# Start of PROVIDED DATA

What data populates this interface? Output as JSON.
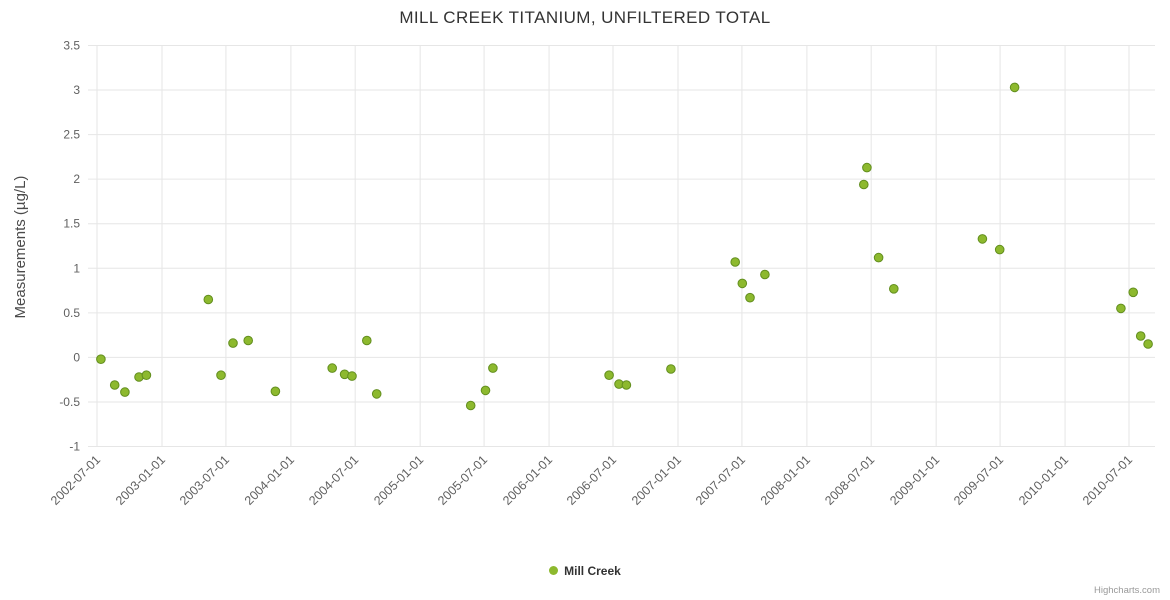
{
  "credit": "Highcharts.com",
  "colors": {
    "point_fill": "#8DB92E",
    "point_border": "#628E1E",
    "grid": "#e6e6e6",
    "tick_text": "#606060",
    "title_text": "#333333"
  },
  "chart_data": {
    "type": "scatter",
    "title": "MILL CREEK TITANIUM, UNFILTERED TOTAL",
    "xlabel": "",
    "ylabel": "Measurements (µg/L)",
    "ylim": [
      -1,
      3.5
    ],
    "grid": true,
    "legend_position": "bottom-center",
    "y_ticks": [
      3.5,
      3,
      2.5,
      2,
      1.5,
      1,
      0.5,
      0,
      -0.5,
      -1
    ],
    "x_ticks": [
      "2002-07-01",
      "2003-01-01",
      "2003-07-01",
      "2004-01-01",
      "2004-07-01",
      "2005-01-01",
      "2005-07-01",
      "2006-01-01",
      "2006-07-01",
      "2007-01-01",
      "2007-07-01",
      "2008-01-01",
      "2008-07-01",
      "2009-01-01",
      "2009-07-01",
      "2010-01-01",
      "2010-07-01"
    ],
    "series": [
      {
        "name": "Mill Creek",
        "color": "#8DB92E",
        "line_color": "#628E1E",
        "points": [
          [
            "2002-07-12",
            -0.02
          ],
          [
            "2002-08-20",
            -0.31
          ],
          [
            "2002-09-18",
            -0.39
          ],
          [
            "2002-10-28",
            -0.22
          ],
          [
            "2002-11-18",
            -0.2
          ],
          [
            "2003-05-12",
            0.65
          ],
          [
            "2003-06-17",
            -0.2
          ],
          [
            "2003-07-21",
            0.16
          ],
          [
            "2003-09-02",
            0.19
          ],
          [
            "2003-11-18",
            -0.38
          ],
          [
            "2004-04-27",
            -0.12
          ],
          [
            "2004-06-01",
            -0.19
          ],
          [
            "2004-06-22",
            -0.21
          ],
          [
            "2004-08-03",
            0.19
          ],
          [
            "2004-08-31",
            -0.41
          ],
          [
            "2005-05-24",
            -0.54
          ],
          [
            "2005-07-05",
            -0.37
          ],
          [
            "2005-07-26",
            -0.12
          ],
          [
            "2006-06-20",
            -0.2
          ],
          [
            "2006-07-18",
            -0.3
          ],
          [
            "2006-08-08",
            -0.31
          ],
          [
            "2006-12-12",
            -0.13
          ],
          [
            "2007-06-12",
            1.07
          ],
          [
            "2007-07-02",
            0.83
          ],
          [
            "2007-07-24",
            0.67
          ],
          [
            "2007-09-04",
            0.93
          ],
          [
            "2008-06-10",
            1.94
          ],
          [
            "2008-06-19",
            2.13
          ],
          [
            "2008-07-22",
            1.12
          ],
          [
            "2008-09-03",
            0.77
          ],
          [
            "2009-05-12",
            1.33
          ],
          [
            "2009-06-30",
            1.21
          ],
          [
            "2009-08-11",
            3.03
          ],
          [
            "2010-06-08",
            0.55
          ],
          [
            "2010-07-13",
            0.73
          ],
          [
            "2010-08-03",
            0.24
          ],
          [
            "2010-08-24",
            0.15
          ]
        ]
      }
    ]
  }
}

# End of PROVIDED DATA

◆ **EXERCISE TASK**: Copy the records above exactly, omitting every picture.

◆ **WRITTEN SOLUTION**:
What data populates this interface? Output as JSON.
{
  "credit": "Highcharts.com",
  "colors": {
    "point_fill": "#8DB92E",
    "point_border": "#628E1E",
    "grid": "#e6e6e6",
    "tick_text": "#606060",
    "title_text": "#333333"
  },
  "chart_data": {
    "type": "scatter",
    "title": "MILL CREEK TITANIUM, UNFILTERED TOTAL",
    "xlabel": "",
    "ylabel": "Measurements (µg/L)",
    "ylim": [
      -1,
      3.5
    ],
    "grid": true,
    "legend_position": "bottom-center",
    "y_ticks": [
      3.5,
      3,
      2.5,
      2,
      1.5,
      1,
      0.5,
      0,
      -0.5,
      -1
    ],
    "x_ticks": [
      "2002-07-01",
      "2003-01-01",
      "2003-07-01",
      "2004-01-01",
      "2004-07-01",
      "2005-01-01",
      "2005-07-01",
      "2006-01-01",
      "2006-07-01",
      "2007-01-01",
      "2007-07-01",
      "2008-01-01",
      "2008-07-01",
      "2009-01-01",
      "2009-07-01",
      "2010-01-01",
      "2010-07-01"
    ],
    "series": [
      {
        "name": "Mill Creek",
        "color": "#8DB92E",
        "line_color": "#628E1E",
        "points": [
          [
            "2002-07-12",
            -0.02
          ],
          [
            "2002-08-20",
            -0.31
          ],
          [
            "2002-09-18",
            -0.39
          ],
          [
            "2002-10-28",
            -0.22
          ],
          [
            "2002-11-18",
            -0.2
          ],
          [
            "2003-05-12",
            0.65
          ],
          [
            "2003-06-17",
            -0.2
          ],
          [
            "2003-07-21",
            0.16
          ],
          [
            "2003-09-02",
            0.19
          ],
          [
            "2003-11-18",
            -0.38
          ],
          [
            "2004-04-27",
            -0.12
          ],
          [
            "2004-06-01",
            -0.19
          ],
          [
            "2004-06-22",
            -0.21
          ],
          [
            "2004-08-03",
            0.19
          ],
          [
            "2004-08-31",
            -0.41
          ],
          [
            "2005-05-24",
            -0.54
          ],
          [
            "2005-07-05",
            -0.37
          ],
          [
            "2005-07-26",
            -0.12
          ],
          [
            "2006-06-20",
            -0.2
          ],
          [
            "2006-07-18",
            -0.3
          ],
          [
            "2006-08-08",
            -0.31
          ],
          [
            "2006-12-12",
            -0.13
          ],
          [
            "2007-06-12",
            1.07
          ],
          [
            "2007-07-02",
            0.83
          ],
          [
            "2007-07-24",
            0.67
          ],
          [
            "2007-09-04",
            0.93
          ],
          [
            "2008-06-10",
            1.94
          ],
          [
            "2008-06-19",
            2.13
          ],
          [
            "2008-07-22",
            1.12
          ],
          [
            "2008-09-03",
            0.77
          ],
          [
            "2009-05-12",
            1.33
          ],
          [
            "2009-06-30",
            1.21
          ],
          [
            "2009-08-11",
            3.03
          ],
          [
            "2010-06-08",
            0.55
          ],
          [
            "2010-07-13",
            0.73
          ],
          [
            "2010-08-03",
            0.24
          ],
          [
            "2010-08-24",
            0.15
          ]
        ]
      }
    ]
  }
}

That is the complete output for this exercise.